Goal: Repeat the whole listing exactly as written.
[START Working data]
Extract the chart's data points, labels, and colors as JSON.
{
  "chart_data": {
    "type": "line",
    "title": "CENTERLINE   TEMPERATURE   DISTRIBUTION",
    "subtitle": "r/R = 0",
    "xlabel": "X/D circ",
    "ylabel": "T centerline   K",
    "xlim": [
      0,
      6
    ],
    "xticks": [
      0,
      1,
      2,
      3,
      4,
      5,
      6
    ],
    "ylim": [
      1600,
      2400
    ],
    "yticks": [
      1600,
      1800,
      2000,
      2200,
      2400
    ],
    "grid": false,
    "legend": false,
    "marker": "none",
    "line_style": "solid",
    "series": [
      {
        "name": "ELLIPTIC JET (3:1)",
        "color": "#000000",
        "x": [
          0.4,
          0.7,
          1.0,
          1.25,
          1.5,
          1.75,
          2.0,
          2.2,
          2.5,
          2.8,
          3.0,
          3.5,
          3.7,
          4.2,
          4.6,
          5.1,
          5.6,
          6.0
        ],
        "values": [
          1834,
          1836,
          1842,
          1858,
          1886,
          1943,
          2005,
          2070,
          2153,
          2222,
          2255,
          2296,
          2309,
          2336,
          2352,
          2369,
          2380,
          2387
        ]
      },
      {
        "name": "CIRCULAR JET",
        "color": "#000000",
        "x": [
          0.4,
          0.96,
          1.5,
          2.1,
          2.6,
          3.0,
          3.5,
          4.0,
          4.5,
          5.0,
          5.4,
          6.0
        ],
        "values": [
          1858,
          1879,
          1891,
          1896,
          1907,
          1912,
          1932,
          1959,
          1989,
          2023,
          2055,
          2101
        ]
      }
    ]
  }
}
[END Working data]
Solution to the problem:
Extract the chart's data points, labels, and colors as JSON.
{
  "chart_data": {
    "type": "line",
    "title": "CENTERLINE   TEMPERATURE   DISTRIBUTION",
    "subtitle": "r/R = 0",
    "xlabel": "X/D circ",
    "ylabel": "T centerline   K",
    "xlim": [
      0,
      6
    ],
    "xticks": [
      0,
      1,
      2,
      3,
      4,
      5,
      6
    ],
    "ylim": [
      1600,
      2400
    ],
    "yticks": [
      1600,
      1800,
      2000,
      2200,
      2400
    ],
    "grid": false,
    "legend": false,
    "marker": "none",
    "line_style": "solid",
    "series": [
      {
        "name": "ELLIPTIC JET (3:1)",
        "color": "#000000",
        "x": [
          0.4,
          0.7,
          1.0,
          1.25,
          1.5,
          1.75,
          2.0,
          2.2,
          2.5,
          2.8,
          3.0,
          3.5,
          3.7,
          4.2,
          4.6,
          5.1,
          5.6,
          6.0
        ],
        "values": [
          1834,
          1836,
          1842,
          1858,
          1886,
          1943,
          2005,
          2070,
          2153,
          2222,
          2255,
          2296,
          2309,
          2336,
          2352,
          2369,
          2380,
          2387
        ]
      },
      {
        "name": "CIRCULAR JET",
        "color": "#000000",
        "x": [
          0.4,
          0.96,
          1.5,
          2.1,
          2.6,
          3.0,
          3.5,
          4.0,
          4.5,
          5.0,
          5.4,
          6.0
        ],
        "values": [
          1858,
          1879,
          1891,
          1896,
          1907,
          1912,
          1932,
          1959,
          1989,
          2023,
          2055,
          2101
        ]
      }
    ]
  }
}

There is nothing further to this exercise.